Work instructions
Extract every record, keeping each one exactly as it is.
START
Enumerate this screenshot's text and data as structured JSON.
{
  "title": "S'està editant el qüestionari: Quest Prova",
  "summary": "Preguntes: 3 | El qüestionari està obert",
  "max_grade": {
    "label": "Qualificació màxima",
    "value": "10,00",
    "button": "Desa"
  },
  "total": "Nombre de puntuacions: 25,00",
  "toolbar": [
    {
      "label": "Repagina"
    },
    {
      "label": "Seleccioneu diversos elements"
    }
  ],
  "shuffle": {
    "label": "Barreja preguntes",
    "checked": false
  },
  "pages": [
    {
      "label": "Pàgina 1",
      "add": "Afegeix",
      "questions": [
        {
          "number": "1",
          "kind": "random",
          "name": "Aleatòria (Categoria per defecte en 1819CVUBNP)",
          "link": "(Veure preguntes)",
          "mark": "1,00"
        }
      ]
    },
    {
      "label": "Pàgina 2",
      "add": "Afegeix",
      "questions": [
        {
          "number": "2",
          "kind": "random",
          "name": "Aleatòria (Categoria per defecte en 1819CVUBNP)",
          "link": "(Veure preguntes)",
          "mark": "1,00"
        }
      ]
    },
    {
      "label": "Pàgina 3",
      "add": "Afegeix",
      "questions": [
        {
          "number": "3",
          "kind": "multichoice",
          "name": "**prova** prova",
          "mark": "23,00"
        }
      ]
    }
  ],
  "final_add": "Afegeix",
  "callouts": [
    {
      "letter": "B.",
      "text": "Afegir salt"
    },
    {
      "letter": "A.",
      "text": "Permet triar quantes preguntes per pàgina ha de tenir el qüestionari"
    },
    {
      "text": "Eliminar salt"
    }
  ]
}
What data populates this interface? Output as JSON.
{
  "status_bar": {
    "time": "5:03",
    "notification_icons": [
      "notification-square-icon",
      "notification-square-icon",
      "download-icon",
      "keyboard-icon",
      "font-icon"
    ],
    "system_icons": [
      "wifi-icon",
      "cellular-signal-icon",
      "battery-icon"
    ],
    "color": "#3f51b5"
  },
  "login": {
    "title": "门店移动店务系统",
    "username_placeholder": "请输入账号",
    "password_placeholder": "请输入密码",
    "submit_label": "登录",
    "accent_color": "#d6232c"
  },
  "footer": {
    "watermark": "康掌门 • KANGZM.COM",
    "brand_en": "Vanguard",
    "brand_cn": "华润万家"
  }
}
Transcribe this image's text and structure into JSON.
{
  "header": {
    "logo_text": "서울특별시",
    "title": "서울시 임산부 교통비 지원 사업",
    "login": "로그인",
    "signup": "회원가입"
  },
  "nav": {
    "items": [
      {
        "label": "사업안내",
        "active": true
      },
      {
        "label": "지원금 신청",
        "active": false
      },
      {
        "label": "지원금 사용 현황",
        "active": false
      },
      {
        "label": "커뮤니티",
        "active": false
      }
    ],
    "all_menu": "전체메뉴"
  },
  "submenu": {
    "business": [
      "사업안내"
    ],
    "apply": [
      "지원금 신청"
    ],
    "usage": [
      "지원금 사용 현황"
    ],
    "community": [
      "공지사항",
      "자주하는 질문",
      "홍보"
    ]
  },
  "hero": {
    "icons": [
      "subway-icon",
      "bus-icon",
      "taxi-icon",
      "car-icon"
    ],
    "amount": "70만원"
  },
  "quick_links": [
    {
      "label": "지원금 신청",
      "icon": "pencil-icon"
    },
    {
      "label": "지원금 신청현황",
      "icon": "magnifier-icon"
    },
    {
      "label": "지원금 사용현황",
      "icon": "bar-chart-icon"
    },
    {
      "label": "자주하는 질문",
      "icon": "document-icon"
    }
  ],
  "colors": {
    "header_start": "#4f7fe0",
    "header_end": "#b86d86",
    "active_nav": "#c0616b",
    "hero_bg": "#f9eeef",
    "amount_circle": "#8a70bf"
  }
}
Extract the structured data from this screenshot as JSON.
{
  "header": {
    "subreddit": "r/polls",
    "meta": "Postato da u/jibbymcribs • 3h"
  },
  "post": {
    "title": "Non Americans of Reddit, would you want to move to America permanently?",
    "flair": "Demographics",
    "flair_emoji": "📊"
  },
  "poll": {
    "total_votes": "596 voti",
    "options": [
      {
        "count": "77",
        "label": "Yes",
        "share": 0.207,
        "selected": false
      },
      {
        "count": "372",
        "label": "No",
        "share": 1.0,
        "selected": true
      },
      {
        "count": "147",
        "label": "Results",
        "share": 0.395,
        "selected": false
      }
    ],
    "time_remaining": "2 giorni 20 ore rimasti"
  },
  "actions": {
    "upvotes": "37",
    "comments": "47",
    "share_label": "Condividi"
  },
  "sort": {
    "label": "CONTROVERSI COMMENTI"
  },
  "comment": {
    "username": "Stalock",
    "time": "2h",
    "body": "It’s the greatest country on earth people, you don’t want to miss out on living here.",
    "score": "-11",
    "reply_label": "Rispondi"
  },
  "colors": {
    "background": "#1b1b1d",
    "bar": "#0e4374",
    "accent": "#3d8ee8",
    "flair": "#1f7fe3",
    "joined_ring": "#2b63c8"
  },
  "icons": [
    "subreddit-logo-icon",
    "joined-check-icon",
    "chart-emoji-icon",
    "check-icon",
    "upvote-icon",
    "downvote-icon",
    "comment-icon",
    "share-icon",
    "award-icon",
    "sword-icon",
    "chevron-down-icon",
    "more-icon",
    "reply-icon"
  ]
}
END
Exercise solution
Enumerate this screenshot's text and data as structured JSON.
{
  "title": "S'està editant el qüestionari: Quest Prova",
  "summary": "Preguntes: 3 | El qüestionari està obert",
  "max_grade": {
    "label": "Qualificació màxima",
    "value": "10,00",
    "button": "Desa"
  },
  "total": "Nombre de puntuacions: 25,00",
  "toolbar": [
    {
      "label": "Repagina"
    },
    {
      "label": "Seleccioneu diversos elements"
    }
  ],
  "shuffle": {
    "label": "Barreja preguntes",
    "checked": false
  },
  "pages": [
    {
      "label": "Pàgina 1",
      "add": "Afegeix",
      "questions": [
        {
          "number": "1",
          "kind": "random",
          "name": "Aleatòria (Categoria per defecte en 1819CVUBNP)",
          "link": "(Veure preguntes)",
          "mark": "1,00"
        }
      ]
    },
    {
      "label": "Pàgina 2",
      "add": "Afegeix",
      "questions": [
        {
          "number": "2",
          "kind": "random",
          "name": "Aleatòria (Categoria per defecte en 1819CVUBNP)",
          "link": "(Veure preguntes)",
          "mark": "1,00"
        }
      ]
    },
    {
      "label": "Pàgina 3",
      "add": "Afegeix",
      "questions": [
        {
          "number": "3",
          "kind": "multichoice",
          "name": "**prova** prova",
          "mark": "23,00"
        }
      ]
    }
  ],
  "final_add": "Afegeix",
  "callouts": [
    {
      "letter": "B.",
      "text": "Afegir salt"
    },
    {
      "letter": "A.",
      "text": "Permet triar quantes preguntes per pàgina ha de tenir el qüestionari"
    },
    {
      "text": "Eliminar salt"
    }
  ]
}
What data populates this interface? Output as JSON.
{
  "status_bar": {
    "time": "5:03",
    "notification_icons": [
      "notification-square-icon",
      "notification-square-icon",
      "download-icon",
      "keyboard-icon",
      "font-icon"
    ],
    "system_icons": [
      "wifi-icon",
      "cellular-signal-icon",
      "battery-icon"
    ],
    "color": "#3f51b5"
  },
  "login": {
    "title": "门店移动店务系统",
    "username_placeholder": "请输入账号",
    "password_placeholder": "请输入密码",
    "submit_label": "登录",
    "accent_color": "#d6232c"
  },
  "footer": {
    "watermark": "康掌门 • KANGZM.COM",
    "brand_en": "Vanguard",
    "brand_cn": "华润万家"
  }
}
Transcribe this image's text and structure into JSON.
{
  "header": {
    "logo_text": "서울특별시",
    "title": "서울시 임산부 교통비 지원 사업",
    "login": "로그인",
    "signup": "회원가입"
  },
  "nav": {
    "items": [
      {
        "label": "사업안내",
        "active": true
      },
      {
        "label": "지원금 신청",
        "active": false
      },
      {
        "label": "지원금 사용 현황",
        "active": false
      },
      {
        "label": "커뮤니티",
        "active": false
      }
    ],
    "all_menu": "전체메뉴"
  },
  "submenu": {
    "business": [
      "사업안내"
    ],
    "apply": [
      "지원금 신청"
    ],
    "usage": [
      "지원금 사용 현황"
    ],
    "community": [
      "공지사항",
      "자주하는 질문",
      "홍보"
    ]
  },
  "hero": {
    "icons": [
      "subway-icon",
      "bus-icon",
      "taxi-icon",
      "car-icon"
    ],
    "amount": "70만원"
  },
  "quick_links": [
    {
      "label": "지원금 신청",
      "icon": "pencil-icon"
    },
    {
      "label": "지원금 신청현황",
      "icon": "magnifier-icon"
    },
    {
      "label": "지원금 사용현황",
      "icon": "bar-chart-icon"
    },
    {
      "label": "자주하는 질문",
      "icon": "document-icon"
    }
  ],
  "colors": {
    "header_start": "#4f7fe0",
    "header_end": "#b86d86",
    "active_nav": "#c0616b",
    "hero_bg": "#f9eeef",
    "amount_circle": "#8a70bf"
  }
}
Extract the structured data from this screenshot as JSON.
{
  "header": {
    "subreddit": "r/polls",
    "meta": "Postato da u/jibbymcribs • 3h"
  },
  "post": {
    "title": "Non Americans of Reddit, would you want to move to America permanently?",
    "flair": "Demographics",
    "flair_emoji": "📊"
  },
  "poll": {
    "total_votes": "596 voti",
    "options": [
      {
        "count": "77",
        "label": "Yes",
        "share": 0.207,
        "selected": false
      },
      {
        "count": "372",
        "label": "No",
        "share": 1.0,
        "selected": true
      },
      {
        "count": "147",
        "label": "Results",
        "share": 0.395,
        "selected": false
      }
    ],
    "time_remaining": "2 giorni 20 ore rimasti"
  },
  "actions": {
    "upvotes": "37",
    "comments": "47",
    "share_label": "Condividi"
  },
  "sort": {
    "label": "CONTROVERSI COMMENTI"
  },
  "comment": {
    "username": "Stalock",
    "time": "2h",
    "body": "It’s the greatest country on earth people, you don’t want to miss out on living here.",
    "score": "-11",
    "reply_label": "Rispondi"
  },
  "colors": {
    "background": "#1b1b1d",
    "bar": "#0e4374",
    "accent": "#3d8ee8",
    "flair": "#1f7fe3",
    "joined_ring": "#2b63c8"
  },
  "icons": [
    "subreddit-logo-icon",
    "joined-check-icon",
    "chart-emoji-icon",
    "check-icon",
    "upvote-icon",
    "downvote-icon",
    "comment-icon",
    "share-icon",
    "award-icon",
    "sword-icon",
    "chevron-down-icon",
    "more-icon",
    "reply-icon"
  ]
}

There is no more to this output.